:: Data to process

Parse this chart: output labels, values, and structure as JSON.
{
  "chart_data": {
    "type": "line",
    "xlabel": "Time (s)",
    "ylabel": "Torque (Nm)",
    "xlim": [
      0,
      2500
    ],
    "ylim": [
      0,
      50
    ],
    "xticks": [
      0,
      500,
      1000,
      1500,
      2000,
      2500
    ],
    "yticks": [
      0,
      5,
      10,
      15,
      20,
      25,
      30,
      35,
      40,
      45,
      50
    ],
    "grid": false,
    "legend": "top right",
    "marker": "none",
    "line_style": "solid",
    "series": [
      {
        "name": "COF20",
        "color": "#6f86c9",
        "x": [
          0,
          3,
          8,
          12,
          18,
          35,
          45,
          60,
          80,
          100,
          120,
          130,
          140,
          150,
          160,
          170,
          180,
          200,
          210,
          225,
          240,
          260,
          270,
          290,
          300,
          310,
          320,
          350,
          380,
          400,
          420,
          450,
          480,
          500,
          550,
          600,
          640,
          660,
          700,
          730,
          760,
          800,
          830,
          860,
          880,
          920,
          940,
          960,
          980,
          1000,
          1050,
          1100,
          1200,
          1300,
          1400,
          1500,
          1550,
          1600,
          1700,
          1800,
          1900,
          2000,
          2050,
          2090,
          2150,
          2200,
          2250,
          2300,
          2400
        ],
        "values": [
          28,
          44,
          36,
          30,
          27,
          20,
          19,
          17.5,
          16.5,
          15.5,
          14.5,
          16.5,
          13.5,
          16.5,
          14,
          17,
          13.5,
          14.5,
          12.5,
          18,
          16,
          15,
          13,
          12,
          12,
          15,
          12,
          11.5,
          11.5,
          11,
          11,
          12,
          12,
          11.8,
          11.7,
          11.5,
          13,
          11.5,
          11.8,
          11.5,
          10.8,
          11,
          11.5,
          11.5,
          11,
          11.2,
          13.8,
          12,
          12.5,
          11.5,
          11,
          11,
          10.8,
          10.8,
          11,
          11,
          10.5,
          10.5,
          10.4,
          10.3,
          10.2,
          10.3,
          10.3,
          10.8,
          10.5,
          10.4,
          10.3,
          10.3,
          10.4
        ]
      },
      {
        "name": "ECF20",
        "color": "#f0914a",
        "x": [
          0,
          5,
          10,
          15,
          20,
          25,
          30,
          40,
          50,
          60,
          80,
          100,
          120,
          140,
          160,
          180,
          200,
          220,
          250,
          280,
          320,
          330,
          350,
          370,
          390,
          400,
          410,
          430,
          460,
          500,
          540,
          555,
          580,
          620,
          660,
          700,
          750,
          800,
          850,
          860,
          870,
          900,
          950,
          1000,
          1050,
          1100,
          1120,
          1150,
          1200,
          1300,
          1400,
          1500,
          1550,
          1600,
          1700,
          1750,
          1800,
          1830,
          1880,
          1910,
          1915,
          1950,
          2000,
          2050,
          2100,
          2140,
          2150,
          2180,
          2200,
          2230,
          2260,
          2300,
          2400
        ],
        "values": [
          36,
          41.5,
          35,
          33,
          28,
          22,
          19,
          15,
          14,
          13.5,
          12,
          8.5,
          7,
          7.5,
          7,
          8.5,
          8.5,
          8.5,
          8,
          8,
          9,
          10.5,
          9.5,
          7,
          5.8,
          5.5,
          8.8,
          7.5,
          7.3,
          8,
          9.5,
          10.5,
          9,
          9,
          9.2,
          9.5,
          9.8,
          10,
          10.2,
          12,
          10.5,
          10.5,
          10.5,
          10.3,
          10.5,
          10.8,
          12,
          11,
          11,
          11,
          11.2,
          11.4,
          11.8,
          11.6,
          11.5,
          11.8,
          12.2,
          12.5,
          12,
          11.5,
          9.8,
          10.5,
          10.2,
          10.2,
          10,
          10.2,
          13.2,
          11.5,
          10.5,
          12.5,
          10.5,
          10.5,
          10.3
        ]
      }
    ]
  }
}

::::

[Direction]: Copy the material above verbatim.

[Exercise output]:
Parse this chart: output labels, values, and structure as JSON.
{
  "chart_data": {
    "type": "line",
    "xlabel": "Time (s)",
    "ylabel": "Torque (Nm)",
    "xlim": [
      0,
      2500
    ],
    "ylim": [
      0,
      50
    ],
    "xticks": [
      0,
      500,
      1000,
      1500,
      2000,
      2500
    ],
    "yticks": [
      0,
      5,
      10,
      15,
      20,
      25,
      30,
      35,
      40,
      45,
      50
    ],
    "grid": false,
    "legend": "top right",
    "marker": "none",
    "line_style": "solid",
    "series": [
      {
        "name": "COF20",
        "color": "#6f86c9",
        "x": [
          0,
          3,
          8,
          12,
          18,
          35,
          45,
          60,
          80,
          100,
          120,
          130,
          140,
          150,
          160,
          170,
          180,
          200,
          210,
          225,
          240,
          260,
          270,
          290,
          300,
          310,
          320,
          350,
          380,
          400,
          420,
          450,
          480,
          500,
          550,
          600,
          640,
          660,
          700,
          730,
          760,
          800,
          830,
          860,
          880,
          920,
          940,
          960,
          980,
          1000,
          1050,
          1100,
          1200,
          1300,
          1400,
          1500,
          1550,
          1600,
          1700,
          1800,
          1900,
          2000,
          2050,
          2090,
          2150,
          2200,
          2250,
          2300,
          2400
        ],
        "values": [
          28,
          44,
          36,
          30,
          27,
          20,
          19,
          17.5,
          16.5,
          15.5,
          14.5,
          16.5,
          13.5,
          16.5,
          14,
          17,
          13.5,
          14.5,
          12.5,
          18,
          16,
          15,
          13,
          12,
          12,
          15,
          12,
          11.5,
          11.5,
          11,
          11,
          12,
          12,
          11.8,
          11.7,
          11.5,
          13,
          11.5,
          11.8,
          11.5,
          10.8,
          11,
          11.5,
          11.5,
          11,
          11.2,
          13.8,
          12,
          12.5,
          11.5,
          11,
          11,
          10.8,
          10.8,
          11,
          11,
          10.5,
          10.5,
          10.4,
          10.3,
          10.2,
          10.3,
          10.3,
          10.8,
          10.5,
          10.4,
          10.3,
          10.3,
          10.4
        ]
      },
      {
        "name": "ECF20",
        "color": "#f0914a",
        "x": [
          0,
          5,
          10,
          15,
          20,
          25,
          30,
          40,
          50,
          60,
          80,
          100,
          120,
          140,
          160,
          180,
          200,
          220,
          250,
          280,
          320,
          330,
          350,
          370,
          390,
          400,
          410,
          430,
          460,
          500,
          540,
          555,
          580,
          620,
          660,
          700,
          750,
          800,
          850,
          860,
          870,
          900,
          950,
          1000,
          1050,
          1100,
          1120,
          1150,
          1200,
          1300,
          1400,
          1500,
          1550,
          1600,
          1700,
          1750,
          1800,
          1830,
          1880,
          1910,
          1915,
          1950,
          2000,
          2050,
          2100,
          2140,
          2150,
          2180,
          2200,
          2230,
          2260,
          2300,
          2400
        ],
        "values": [
          36,
          41.5,
          35,
          33,
          28,
          22,
          19,
          15,
          14,
          13.5,
          12,
          8.5,
          7,
          7.5,
          7,
          8.5,
          8.5,
          8.5,
          8,
          8,
          9,
          10.5,
          9.5,
          7,
          5.8,
          5.5,
          8.8,
          7.5,
          7.3,
          8,
          9.5,
          10.5,
          9,
          9,
          9.2,
          9.5,
          9.8,
          10,
          10.2,
          12,
          10.5,
          10.5,
          10.5,
          10.3,
          10.5,
          10.8,
          12,
          11,
          11,
          11,
          11.2,
          11.4,
          11.8,
          11.6,
          11.5,
          11.8,
          12.2,
          12.5,
          12,
          11.5,
          9.8,
          10.5,
          10.2,
          10.2,
          10,
          10.2,
          13.2,
          11.5,
          10.5,
          12.5,
          10.5,
          10.5,
          10.3
        ]
      }
    ]
  }
}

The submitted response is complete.